● WHAT YOU SHOULD DO
Locate each line of the material that contains "centos", then return it.

(Data extracted from a collection)
........
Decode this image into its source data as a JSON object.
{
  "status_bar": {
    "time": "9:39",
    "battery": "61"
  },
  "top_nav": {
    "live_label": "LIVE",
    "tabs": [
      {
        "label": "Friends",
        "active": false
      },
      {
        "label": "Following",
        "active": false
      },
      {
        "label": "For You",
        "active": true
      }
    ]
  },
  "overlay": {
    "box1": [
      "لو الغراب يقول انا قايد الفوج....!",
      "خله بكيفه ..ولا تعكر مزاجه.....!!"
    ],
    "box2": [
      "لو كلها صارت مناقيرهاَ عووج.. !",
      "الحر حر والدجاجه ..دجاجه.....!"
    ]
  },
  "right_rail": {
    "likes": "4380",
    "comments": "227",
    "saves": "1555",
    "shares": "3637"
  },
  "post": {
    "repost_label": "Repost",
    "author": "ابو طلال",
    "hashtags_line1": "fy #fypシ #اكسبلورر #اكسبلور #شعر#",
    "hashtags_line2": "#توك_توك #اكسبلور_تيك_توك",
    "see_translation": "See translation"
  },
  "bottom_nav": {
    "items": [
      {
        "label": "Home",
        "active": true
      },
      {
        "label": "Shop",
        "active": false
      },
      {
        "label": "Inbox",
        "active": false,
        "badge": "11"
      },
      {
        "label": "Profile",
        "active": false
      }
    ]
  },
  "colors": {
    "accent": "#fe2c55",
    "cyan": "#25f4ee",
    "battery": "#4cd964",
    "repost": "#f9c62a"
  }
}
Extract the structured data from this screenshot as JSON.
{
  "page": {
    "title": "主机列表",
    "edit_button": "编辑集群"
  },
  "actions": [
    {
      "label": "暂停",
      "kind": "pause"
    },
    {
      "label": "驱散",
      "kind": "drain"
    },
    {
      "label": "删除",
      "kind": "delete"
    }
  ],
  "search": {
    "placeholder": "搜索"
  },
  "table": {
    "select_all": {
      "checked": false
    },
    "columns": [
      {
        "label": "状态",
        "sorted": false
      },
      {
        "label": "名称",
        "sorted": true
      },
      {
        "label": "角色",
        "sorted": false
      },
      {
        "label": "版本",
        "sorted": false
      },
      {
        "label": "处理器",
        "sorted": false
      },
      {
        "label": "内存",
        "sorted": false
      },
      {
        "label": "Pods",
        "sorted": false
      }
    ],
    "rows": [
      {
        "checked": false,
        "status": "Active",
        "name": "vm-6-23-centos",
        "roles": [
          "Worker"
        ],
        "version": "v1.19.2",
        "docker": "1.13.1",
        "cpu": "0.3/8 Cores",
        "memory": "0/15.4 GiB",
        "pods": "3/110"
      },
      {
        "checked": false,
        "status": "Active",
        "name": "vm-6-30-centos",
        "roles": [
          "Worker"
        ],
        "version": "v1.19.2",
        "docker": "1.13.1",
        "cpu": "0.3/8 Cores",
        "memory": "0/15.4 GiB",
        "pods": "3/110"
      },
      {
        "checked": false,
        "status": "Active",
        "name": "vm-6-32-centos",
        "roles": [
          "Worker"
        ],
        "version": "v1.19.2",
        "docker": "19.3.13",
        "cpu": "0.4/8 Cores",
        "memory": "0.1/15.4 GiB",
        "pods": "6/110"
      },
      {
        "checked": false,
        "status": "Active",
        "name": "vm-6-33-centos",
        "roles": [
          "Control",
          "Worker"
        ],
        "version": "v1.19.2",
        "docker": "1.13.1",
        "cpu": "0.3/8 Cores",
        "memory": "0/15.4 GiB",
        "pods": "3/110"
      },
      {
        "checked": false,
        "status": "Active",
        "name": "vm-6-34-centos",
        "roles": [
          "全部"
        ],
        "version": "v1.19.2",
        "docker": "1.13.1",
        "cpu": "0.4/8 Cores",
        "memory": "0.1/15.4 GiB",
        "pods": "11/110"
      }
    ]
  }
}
........
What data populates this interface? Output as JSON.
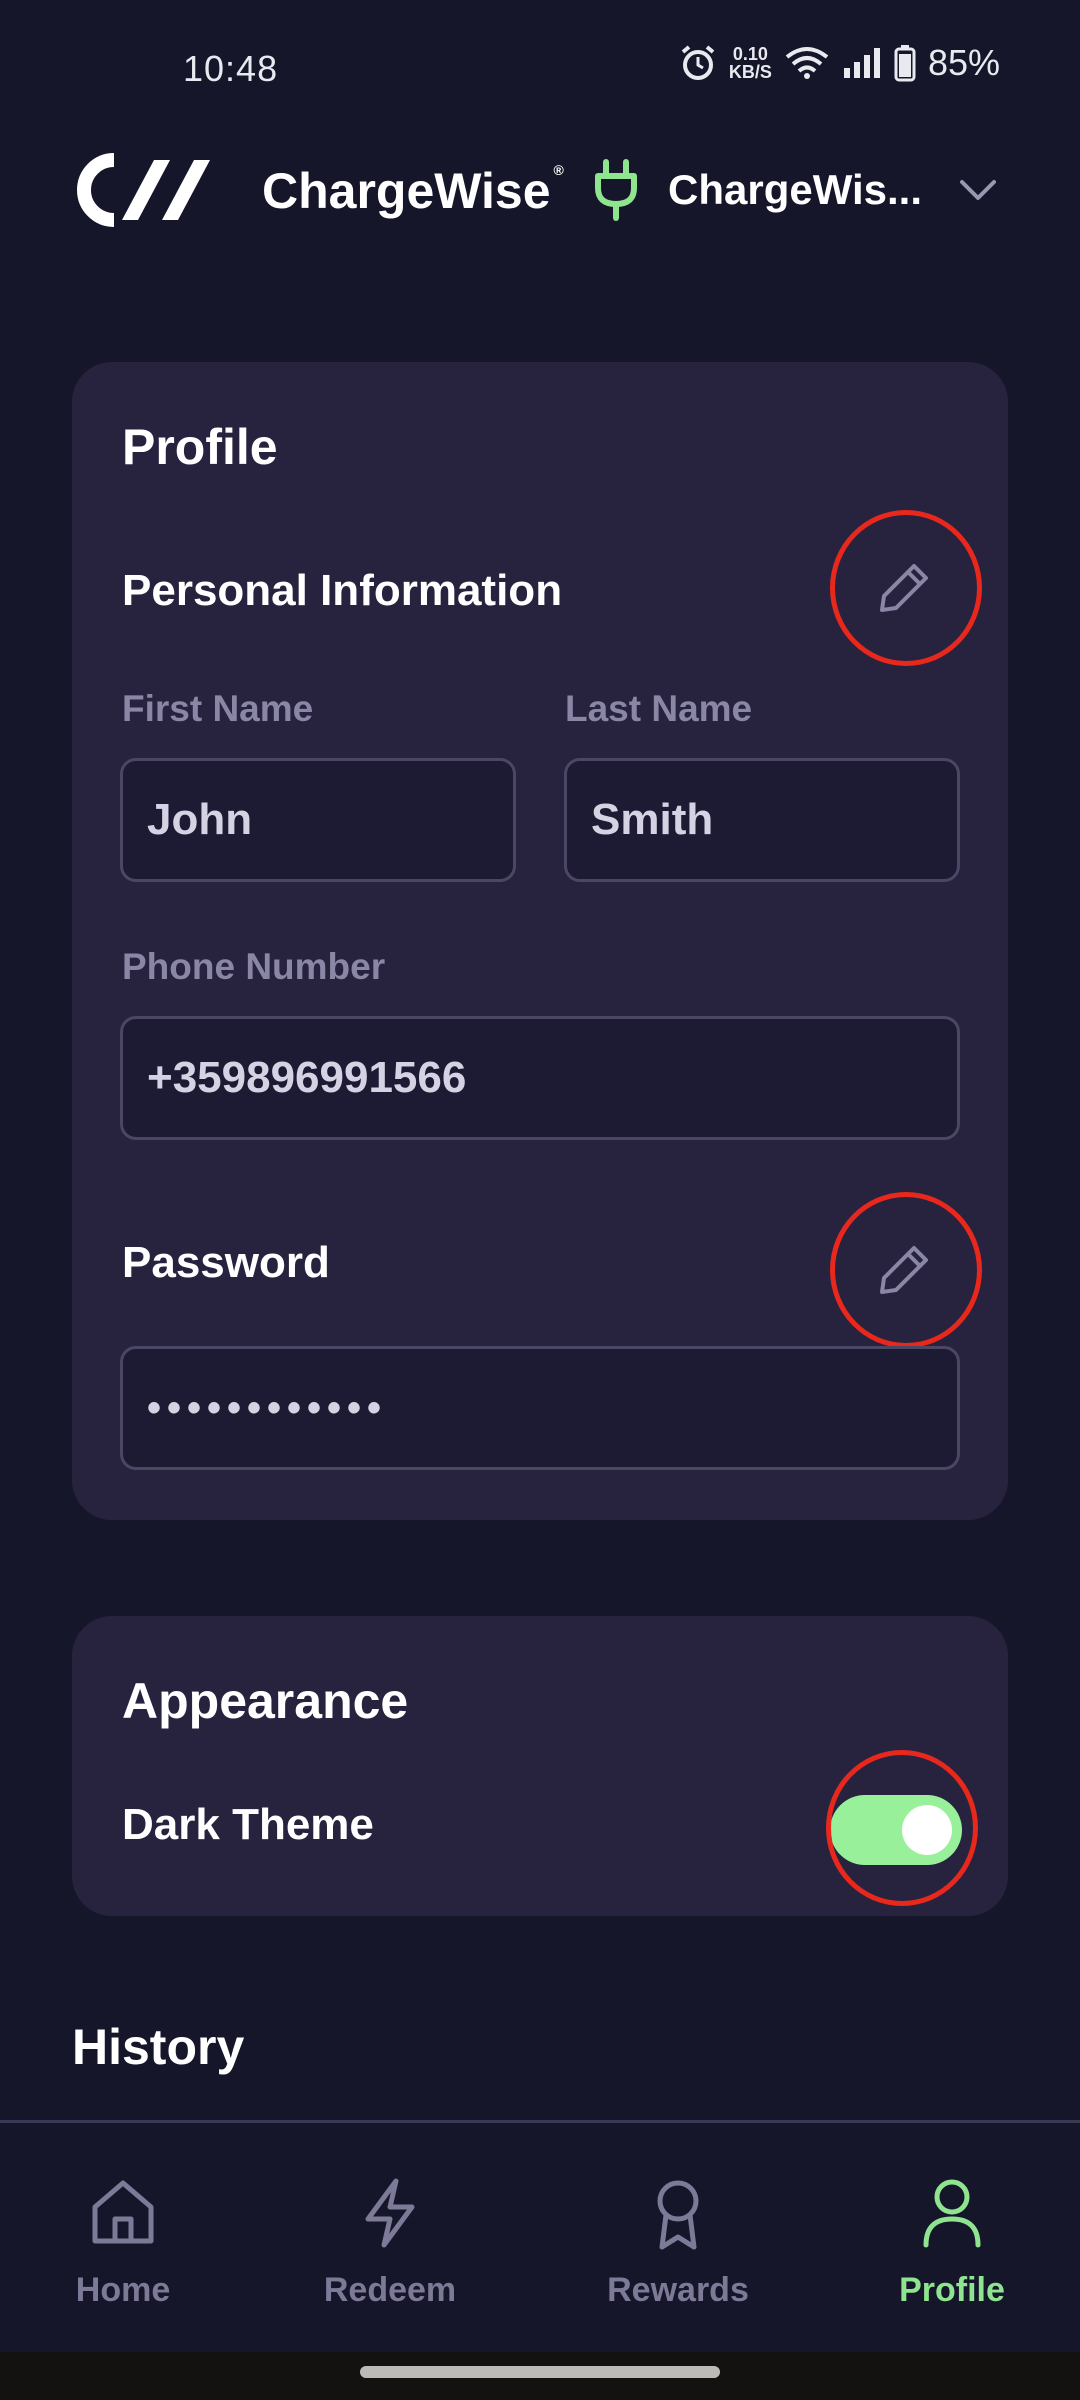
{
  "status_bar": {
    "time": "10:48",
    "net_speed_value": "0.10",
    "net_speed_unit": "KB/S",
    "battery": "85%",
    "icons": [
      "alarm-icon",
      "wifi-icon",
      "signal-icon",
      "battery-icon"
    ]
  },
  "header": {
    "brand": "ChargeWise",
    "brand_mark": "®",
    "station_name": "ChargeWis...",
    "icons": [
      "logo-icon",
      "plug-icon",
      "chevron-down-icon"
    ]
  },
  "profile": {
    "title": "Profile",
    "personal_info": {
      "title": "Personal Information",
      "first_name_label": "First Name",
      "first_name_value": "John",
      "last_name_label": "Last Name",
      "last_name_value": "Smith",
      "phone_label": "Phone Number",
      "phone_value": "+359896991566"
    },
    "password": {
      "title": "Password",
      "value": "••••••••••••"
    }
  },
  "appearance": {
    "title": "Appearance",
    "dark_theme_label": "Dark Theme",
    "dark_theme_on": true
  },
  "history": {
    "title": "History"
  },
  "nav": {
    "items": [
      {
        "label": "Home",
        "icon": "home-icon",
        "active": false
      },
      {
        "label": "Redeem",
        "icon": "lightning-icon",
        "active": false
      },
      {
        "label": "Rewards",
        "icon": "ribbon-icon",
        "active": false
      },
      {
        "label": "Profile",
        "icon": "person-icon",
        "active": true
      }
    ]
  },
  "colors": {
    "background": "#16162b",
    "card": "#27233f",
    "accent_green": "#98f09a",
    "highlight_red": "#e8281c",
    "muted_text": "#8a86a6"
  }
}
........
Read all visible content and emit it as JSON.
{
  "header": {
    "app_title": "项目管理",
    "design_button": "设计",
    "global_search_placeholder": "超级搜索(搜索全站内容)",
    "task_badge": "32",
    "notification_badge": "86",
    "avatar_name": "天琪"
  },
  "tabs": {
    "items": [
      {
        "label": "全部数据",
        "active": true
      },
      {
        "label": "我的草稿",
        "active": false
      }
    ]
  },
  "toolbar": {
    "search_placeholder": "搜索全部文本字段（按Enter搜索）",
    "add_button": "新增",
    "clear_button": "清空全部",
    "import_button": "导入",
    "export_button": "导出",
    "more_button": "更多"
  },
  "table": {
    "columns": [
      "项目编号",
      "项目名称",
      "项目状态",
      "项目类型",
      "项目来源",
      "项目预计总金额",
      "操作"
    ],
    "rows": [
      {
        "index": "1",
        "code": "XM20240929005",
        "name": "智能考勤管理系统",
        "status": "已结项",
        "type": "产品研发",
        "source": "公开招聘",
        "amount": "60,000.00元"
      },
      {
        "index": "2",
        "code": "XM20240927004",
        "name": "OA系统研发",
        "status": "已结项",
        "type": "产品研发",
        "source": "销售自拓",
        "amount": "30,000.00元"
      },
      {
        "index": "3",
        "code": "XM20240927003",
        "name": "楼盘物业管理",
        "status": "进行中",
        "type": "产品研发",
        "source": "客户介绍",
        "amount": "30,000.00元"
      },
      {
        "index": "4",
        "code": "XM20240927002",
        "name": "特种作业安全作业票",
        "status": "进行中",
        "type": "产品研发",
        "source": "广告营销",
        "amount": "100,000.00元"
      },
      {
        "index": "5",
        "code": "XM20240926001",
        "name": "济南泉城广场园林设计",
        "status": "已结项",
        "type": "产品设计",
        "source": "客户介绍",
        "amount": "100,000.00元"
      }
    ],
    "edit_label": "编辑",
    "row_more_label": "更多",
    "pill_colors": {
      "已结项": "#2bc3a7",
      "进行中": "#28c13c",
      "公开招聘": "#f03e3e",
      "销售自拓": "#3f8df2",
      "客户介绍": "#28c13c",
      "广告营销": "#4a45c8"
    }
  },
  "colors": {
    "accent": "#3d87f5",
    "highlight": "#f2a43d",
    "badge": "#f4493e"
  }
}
........
● FINISHED EXERCISE
        "name": "vm-6-23-centos",
        "name": "vm-6-30-centos",
        "name": "vm-6-32-centos",
        "name": "vm-6-33-centos",
        "name": "vm-6-34-centos",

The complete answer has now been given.